*** DATA LISTING

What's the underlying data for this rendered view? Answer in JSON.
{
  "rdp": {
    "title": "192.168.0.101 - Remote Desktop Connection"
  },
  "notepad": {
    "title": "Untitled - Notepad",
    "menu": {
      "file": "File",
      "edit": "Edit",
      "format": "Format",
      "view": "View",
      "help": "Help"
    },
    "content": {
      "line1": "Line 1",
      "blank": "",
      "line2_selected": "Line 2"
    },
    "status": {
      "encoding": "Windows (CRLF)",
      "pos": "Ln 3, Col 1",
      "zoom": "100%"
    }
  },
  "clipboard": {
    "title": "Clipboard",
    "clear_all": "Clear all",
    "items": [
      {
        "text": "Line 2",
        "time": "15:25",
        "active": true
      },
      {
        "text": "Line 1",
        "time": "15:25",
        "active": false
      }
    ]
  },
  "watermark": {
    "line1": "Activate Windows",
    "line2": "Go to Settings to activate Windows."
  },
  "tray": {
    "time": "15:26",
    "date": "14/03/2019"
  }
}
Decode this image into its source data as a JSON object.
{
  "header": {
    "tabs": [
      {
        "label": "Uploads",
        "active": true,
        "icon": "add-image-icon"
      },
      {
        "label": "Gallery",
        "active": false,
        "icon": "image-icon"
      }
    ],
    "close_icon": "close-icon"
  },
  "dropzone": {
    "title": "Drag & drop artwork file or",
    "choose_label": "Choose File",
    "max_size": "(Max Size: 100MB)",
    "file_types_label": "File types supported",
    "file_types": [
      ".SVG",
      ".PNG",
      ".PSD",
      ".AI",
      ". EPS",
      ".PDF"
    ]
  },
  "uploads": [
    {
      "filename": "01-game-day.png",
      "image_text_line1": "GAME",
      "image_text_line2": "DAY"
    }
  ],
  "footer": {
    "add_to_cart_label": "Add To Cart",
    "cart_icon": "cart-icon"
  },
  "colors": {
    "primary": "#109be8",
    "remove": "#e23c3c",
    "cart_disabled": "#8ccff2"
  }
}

******

=== WHAT IS EXPECTED ===
Reproduce each record shown above without altering a single word.

=== SOLUTION ===
What's the underlying data for this rendered view? Answer in JSON.
{
  "rdp": {
    "title": "192.168.0.101 - Remote Desktop Connection"
  },
  "notepad": {
    "title": "Untitled - Notepad",
    "menu": {
      "file": "File",
      "edit": "Edit",
      "format": "Format",
      "view": "View",
      "help": "Help"
    },
    "content": {
      "line1": "Line 1",
      "blank": "",
      "line2_selected": "Line 2"
    },
    "status": {
      "encoding": "Windows (CRLF)",
      "pos": "Ln 3, Col 1",
      "zoom": "100%"
    }
  },
  "clipboard": {
    "title": "Clipboard",
    "clear_all": "Clear all",
    "items": [
      {
        "text": "Line 2",
        "time": "15:25",
        "active": true
      },
      {
        "text": "Line 1",
        "time": "15:25",
        "active": false
      }
    ]
  },
  "watermark": {
    "line1": "Activate Windows",
    "line2": "Go to Settings to activate Windows."
  },
  "tray": {
    "time": "15:26",
    "date": "14/03/2019"
  }
}
Decode this image into its source data as a JSON object.
{
  "header": {
    "tabs": [
      {
        "label": "Uploads",
        "active": true,
        "icon": "add-image-icon"
      },
      {
        "label": "Gallery",
        "active": false,
        "icon": "image-icon"
      }
    ],
    "close_icon": "close-icon"
  },
  "dropzone": {
    "title": "Drag & drop artwork file or",
    "choose_label": "Choose File",
    "max_size": "(Max Size: 100MB)",
    "file_types_label": "File types supported",
    "file_types": [
      ".SVG",
      ".PNG",
      ".PSD",
      ".AI",
      ". EPS",
      ".PDF"
    ]
  },
  "uploads": [
    {
      "filename": "01-game-day.png",
      "image_text_line1": "GAME",
      "image_text_line2": "DAY"
    }
  ],
  "footer": {
    "add_to_cart_label": "Add To Cart",
    "cart_icon": "cart-icon"
  },
  "colors": {
    "primary": "#109be8",
    "remove": "#e23c3c",
    "cart_disabled": "#8ccff2"
  }
}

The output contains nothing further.